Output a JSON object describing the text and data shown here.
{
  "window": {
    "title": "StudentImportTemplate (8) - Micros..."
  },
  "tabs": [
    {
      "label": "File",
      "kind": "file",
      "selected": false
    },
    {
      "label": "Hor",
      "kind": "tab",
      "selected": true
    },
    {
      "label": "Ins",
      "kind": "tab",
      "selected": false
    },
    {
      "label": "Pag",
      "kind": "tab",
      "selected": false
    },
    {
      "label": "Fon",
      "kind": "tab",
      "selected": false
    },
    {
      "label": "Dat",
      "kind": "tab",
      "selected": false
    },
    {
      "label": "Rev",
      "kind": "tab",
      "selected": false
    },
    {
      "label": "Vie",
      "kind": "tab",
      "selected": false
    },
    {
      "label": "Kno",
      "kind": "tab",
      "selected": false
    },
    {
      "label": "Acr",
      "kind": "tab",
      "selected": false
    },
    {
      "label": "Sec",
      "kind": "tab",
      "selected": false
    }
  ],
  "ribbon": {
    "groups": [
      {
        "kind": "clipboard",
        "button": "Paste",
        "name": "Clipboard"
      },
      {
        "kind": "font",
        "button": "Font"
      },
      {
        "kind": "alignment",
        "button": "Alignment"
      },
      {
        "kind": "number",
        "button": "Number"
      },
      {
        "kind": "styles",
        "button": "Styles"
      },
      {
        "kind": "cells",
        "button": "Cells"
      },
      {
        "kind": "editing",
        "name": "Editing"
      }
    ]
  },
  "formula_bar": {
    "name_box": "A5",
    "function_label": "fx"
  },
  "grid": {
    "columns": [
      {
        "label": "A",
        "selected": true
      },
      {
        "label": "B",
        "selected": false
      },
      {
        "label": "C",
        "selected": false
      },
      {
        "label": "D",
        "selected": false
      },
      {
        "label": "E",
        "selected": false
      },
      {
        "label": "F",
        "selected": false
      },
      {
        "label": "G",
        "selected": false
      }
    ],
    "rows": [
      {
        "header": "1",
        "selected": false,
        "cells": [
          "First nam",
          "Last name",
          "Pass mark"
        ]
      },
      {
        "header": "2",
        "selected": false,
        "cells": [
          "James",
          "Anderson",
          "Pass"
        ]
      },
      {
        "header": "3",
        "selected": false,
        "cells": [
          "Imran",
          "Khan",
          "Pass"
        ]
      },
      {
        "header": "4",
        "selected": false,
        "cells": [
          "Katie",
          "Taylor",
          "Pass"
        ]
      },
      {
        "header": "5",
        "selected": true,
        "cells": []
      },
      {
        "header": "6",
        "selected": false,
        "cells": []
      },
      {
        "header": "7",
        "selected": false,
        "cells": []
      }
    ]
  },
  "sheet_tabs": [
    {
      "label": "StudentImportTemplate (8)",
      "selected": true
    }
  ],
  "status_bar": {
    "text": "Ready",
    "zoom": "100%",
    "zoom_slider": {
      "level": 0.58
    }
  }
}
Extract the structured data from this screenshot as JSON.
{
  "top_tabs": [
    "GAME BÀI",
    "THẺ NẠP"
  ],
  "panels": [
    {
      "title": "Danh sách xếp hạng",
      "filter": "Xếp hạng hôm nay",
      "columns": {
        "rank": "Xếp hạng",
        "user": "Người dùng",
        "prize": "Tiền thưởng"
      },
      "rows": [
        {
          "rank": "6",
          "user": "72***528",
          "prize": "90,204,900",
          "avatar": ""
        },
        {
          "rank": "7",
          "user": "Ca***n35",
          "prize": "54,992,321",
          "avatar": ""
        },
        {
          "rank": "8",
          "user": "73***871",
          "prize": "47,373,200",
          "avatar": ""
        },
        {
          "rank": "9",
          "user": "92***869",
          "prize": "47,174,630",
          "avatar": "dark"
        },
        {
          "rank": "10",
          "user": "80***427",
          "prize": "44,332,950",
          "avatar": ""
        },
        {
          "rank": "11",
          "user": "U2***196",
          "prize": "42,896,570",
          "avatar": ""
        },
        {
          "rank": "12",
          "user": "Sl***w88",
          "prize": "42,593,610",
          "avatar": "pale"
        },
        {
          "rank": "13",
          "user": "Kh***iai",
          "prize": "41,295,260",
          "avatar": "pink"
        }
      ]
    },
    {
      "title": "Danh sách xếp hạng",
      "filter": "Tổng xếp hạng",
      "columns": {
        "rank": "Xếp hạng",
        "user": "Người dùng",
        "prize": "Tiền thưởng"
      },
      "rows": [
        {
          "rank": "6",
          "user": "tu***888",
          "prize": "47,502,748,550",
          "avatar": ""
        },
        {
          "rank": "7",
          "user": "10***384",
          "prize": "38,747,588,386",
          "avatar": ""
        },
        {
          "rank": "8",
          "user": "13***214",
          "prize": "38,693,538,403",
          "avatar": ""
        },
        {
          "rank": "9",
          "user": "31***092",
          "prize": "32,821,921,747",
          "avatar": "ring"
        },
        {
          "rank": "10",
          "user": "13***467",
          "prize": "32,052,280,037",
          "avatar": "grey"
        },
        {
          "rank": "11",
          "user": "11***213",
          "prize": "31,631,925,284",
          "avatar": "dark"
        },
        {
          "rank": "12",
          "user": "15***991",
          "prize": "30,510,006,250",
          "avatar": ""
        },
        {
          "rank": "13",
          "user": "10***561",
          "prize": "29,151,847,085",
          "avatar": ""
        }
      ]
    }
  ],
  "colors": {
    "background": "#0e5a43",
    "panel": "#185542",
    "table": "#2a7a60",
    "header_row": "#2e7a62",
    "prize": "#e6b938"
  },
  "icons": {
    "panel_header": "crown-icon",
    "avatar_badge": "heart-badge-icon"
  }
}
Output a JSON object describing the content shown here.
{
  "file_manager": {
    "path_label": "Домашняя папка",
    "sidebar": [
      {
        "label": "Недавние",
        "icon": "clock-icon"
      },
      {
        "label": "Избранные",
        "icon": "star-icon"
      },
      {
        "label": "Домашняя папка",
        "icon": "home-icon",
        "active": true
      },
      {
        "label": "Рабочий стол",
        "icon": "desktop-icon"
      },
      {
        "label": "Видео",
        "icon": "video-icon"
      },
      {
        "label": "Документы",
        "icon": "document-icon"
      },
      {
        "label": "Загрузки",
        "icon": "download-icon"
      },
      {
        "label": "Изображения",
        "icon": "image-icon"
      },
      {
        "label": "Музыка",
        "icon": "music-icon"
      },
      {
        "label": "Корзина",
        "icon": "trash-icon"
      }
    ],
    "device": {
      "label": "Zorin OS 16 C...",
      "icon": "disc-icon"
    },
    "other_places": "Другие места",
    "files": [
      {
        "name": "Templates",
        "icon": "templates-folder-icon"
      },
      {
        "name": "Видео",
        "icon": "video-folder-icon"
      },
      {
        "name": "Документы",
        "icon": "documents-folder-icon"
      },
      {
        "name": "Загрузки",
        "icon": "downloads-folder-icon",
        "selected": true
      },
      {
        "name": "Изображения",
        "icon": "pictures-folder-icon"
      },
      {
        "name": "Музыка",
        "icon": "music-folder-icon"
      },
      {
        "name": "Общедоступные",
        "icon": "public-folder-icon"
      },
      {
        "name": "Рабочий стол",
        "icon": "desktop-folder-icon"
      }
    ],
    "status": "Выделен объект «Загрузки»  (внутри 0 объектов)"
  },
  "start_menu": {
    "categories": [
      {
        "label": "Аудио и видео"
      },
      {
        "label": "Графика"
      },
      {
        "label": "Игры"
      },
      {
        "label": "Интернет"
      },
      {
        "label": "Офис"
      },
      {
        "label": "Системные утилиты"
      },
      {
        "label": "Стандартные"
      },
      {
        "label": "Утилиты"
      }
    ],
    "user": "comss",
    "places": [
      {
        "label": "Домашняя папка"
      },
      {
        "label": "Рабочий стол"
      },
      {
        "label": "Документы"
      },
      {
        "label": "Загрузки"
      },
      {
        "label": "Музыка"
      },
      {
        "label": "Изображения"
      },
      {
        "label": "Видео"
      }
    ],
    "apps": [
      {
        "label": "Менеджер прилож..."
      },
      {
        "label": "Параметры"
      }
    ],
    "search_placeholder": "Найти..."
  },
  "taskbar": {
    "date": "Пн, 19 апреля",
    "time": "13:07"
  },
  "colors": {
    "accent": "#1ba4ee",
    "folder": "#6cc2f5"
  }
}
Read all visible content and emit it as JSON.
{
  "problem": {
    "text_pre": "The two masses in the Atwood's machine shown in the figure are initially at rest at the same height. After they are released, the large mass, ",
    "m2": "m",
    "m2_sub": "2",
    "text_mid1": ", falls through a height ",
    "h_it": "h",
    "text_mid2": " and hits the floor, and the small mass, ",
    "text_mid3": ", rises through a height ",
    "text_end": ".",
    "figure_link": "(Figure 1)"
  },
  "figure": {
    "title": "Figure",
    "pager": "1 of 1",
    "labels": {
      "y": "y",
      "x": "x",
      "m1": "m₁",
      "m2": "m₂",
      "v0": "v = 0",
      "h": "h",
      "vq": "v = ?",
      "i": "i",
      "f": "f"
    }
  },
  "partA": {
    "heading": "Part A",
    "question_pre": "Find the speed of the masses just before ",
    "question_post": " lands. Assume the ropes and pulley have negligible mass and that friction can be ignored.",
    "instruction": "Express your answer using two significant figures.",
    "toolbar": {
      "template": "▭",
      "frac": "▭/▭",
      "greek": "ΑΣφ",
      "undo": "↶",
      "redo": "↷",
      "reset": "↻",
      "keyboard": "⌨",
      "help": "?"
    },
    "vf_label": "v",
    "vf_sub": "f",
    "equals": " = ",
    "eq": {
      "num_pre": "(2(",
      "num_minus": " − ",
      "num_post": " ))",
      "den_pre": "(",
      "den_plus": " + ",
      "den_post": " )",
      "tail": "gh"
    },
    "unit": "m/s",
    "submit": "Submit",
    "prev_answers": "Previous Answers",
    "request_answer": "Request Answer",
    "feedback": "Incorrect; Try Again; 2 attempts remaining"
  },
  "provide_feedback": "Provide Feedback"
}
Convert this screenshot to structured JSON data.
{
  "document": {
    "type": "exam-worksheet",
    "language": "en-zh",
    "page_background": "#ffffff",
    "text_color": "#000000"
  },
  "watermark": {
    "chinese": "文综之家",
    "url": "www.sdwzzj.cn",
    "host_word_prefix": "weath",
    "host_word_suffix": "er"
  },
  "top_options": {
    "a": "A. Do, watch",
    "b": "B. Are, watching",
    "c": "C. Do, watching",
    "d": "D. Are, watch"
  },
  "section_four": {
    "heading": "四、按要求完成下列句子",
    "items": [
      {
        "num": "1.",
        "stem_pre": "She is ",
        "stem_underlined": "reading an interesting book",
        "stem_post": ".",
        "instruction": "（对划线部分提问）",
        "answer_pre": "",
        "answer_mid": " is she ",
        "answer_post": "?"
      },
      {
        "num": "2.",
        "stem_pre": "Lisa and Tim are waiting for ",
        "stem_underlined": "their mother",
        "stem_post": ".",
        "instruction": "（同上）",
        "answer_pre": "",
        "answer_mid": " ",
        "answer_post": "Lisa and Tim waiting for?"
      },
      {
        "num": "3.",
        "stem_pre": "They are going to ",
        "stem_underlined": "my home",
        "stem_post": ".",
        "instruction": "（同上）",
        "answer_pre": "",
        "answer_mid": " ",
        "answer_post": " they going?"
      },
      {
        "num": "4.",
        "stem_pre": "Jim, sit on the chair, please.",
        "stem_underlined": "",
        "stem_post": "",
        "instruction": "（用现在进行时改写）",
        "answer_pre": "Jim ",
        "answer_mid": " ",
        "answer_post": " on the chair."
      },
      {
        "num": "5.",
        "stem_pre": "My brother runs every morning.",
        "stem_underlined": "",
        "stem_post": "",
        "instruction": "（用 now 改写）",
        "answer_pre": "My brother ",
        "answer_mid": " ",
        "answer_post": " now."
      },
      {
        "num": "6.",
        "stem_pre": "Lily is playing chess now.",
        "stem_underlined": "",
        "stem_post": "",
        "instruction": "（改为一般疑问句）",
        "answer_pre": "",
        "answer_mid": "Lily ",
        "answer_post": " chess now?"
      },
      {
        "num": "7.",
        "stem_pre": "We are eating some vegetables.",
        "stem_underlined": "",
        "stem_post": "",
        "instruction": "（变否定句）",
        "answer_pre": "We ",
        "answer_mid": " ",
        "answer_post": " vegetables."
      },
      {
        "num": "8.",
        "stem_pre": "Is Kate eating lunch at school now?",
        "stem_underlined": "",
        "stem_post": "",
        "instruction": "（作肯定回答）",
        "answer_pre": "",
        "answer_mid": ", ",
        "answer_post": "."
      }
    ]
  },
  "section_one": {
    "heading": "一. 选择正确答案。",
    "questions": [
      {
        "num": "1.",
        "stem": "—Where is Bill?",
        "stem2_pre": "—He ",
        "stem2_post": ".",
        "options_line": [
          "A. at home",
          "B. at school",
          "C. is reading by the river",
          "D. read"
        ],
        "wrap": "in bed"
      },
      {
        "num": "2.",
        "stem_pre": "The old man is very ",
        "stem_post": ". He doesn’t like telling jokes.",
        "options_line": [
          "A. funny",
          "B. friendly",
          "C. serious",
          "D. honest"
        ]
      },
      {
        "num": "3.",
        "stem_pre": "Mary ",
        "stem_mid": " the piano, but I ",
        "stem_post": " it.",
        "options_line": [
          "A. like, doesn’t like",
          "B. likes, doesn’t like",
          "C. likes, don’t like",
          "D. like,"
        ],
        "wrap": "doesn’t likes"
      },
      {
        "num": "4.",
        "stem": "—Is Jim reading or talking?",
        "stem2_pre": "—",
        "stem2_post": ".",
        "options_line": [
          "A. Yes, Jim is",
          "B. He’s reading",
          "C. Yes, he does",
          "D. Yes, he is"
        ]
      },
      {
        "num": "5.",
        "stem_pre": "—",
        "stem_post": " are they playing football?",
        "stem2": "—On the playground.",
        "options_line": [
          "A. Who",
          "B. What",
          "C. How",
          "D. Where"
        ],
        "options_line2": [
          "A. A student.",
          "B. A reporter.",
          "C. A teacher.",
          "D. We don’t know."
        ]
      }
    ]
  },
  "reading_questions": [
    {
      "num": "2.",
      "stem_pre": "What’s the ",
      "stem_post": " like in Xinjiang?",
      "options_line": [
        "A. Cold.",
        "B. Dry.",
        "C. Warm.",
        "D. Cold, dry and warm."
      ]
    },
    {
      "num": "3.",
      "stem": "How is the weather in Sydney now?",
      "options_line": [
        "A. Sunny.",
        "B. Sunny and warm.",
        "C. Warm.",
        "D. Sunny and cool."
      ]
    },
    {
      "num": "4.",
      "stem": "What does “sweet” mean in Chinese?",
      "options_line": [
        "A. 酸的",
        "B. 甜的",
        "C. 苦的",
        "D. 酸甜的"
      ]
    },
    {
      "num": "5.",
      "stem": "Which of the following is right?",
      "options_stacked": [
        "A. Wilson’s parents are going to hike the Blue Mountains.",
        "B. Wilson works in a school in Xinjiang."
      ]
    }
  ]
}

....

The exercise: Copy each line in the data that holds the word "waiting".

Written response:
        "stem_pre": "Lisa and Tim are waiting for ",
        "answer_post": "Lisa and Tim waiting for?"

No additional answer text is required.